**Entries shown**
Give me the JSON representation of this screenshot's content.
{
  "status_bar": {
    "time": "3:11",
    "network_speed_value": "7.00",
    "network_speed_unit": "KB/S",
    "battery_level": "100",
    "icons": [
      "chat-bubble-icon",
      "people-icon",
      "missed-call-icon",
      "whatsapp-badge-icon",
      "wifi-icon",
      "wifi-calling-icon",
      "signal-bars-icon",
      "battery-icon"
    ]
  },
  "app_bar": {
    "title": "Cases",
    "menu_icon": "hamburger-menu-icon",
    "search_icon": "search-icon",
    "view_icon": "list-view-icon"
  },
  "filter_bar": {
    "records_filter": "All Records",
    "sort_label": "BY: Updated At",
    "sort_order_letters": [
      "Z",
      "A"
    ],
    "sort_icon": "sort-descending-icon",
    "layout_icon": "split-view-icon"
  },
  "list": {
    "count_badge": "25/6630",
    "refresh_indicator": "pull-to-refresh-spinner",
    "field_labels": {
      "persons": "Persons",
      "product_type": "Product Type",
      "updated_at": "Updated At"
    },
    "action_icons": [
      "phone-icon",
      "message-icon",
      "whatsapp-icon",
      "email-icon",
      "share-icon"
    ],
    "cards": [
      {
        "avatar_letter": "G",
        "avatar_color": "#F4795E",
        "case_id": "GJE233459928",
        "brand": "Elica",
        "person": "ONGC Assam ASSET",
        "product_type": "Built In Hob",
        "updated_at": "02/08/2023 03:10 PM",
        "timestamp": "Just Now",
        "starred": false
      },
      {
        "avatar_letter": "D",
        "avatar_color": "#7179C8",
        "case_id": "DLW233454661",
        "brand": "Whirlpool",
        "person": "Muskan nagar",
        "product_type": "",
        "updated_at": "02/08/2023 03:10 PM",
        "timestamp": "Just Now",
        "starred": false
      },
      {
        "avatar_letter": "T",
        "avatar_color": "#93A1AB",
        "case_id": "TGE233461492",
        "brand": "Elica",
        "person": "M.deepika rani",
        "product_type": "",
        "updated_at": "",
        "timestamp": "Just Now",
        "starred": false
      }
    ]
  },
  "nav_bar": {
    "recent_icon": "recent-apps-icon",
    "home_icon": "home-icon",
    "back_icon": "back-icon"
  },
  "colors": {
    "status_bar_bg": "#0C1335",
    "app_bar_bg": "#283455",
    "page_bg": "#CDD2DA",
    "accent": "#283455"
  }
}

**The request**
All the entries above need to be reproduced exactly.

**Output of the task**
Give me the JSON representation of this screenshot's content.
{
  "status_bar": {
    "time": "3:11",
    "network_speed_value": "7.00",
    "network_speed_unit": "KB/S",
    "battery_level": "100",
    "icons": [
      "chat-bubble-icon",
      "people-icon",
      "missed-call-icon",
      "whatsapp-badge-icon",
      "wifi-icon",
      "wifi-calling-icon",
      "signal-bars-icon",
      "battery-icon"
    ]
  },
  "app_bar": {
    "title": "Cases",
    "menu_icon": "hamburger-menu-icon",
    "search_icon": "search-icon",
    "view_icon": "list-view-icon"
  },
  "filter_bar": {
    "records_filter": "All Records",
    "sort_label": "BY: Updated At",
    "sort_order_letters": [
      "Z",
      "A"
    ],
    "sort_icon": "sort-descending-icon",
    "layout_icon": "split-view-icon"
  },
  "list": {
    "count_badge": "25/6630",
    "refresh_indicator": "pull-to-refresh-spinner",
    "field_labels": {
      "persons": "Persons",
      "product_type": "Product Type",
      "updated_at": "Updated At"
    },
    "action_icons": [
      "phone-icon",
      "message-icon",
      "whatsapp-icon",
      "email-icon",
      "share-icon"
    ],
    "cards": [
      {
        "avatar_letter": "G",
        "avatar_color": "#F4795E",
        "case_id": "GJE233459928",
        "brand": "Elica",
        "person": "ONGC Assam ASSET",
        "product_type": "Built In Hob",
        "updated_at": "02/08/2023 03:10 PM",
        "timestamp": "Just Now",
        "starred": false
      },
      {
        "avatar_letter": "D",
        "avatar_color": "#7179C8",
        "case_id": "DLW233454661",
        "brand": "Whirlpool",
        "person": "Muskan nagar",
        "product_type": "",
        "updated_at": "02/08/2023 03:10 PM",
        "timestamp": "Just Now",
        "starred": false
      },
      {
        "avatar_letter": "T",
        "avatar_color": "#93A1AB",
        "case_id": "TGE233461492",
        "brand": "Elica",
        "person": "M.deepika rani",
        "product_type": "",
        "updated_at": "",
        "timestamp": "Just Now",
        "starred": false
      }
    ]
  },
  "nav_bar": {
    "recent_icon": "recent-apps-icon",
    "home_icon": "home-icon",
    "back_icon": "back-icon"
  },
  "colors": {
    "status_bar_bg": "#0C1335",
    "app_bar_bg": "#283455",
    "page_bg": "#CDD2DA",
    "accent": "#283455"
  }
}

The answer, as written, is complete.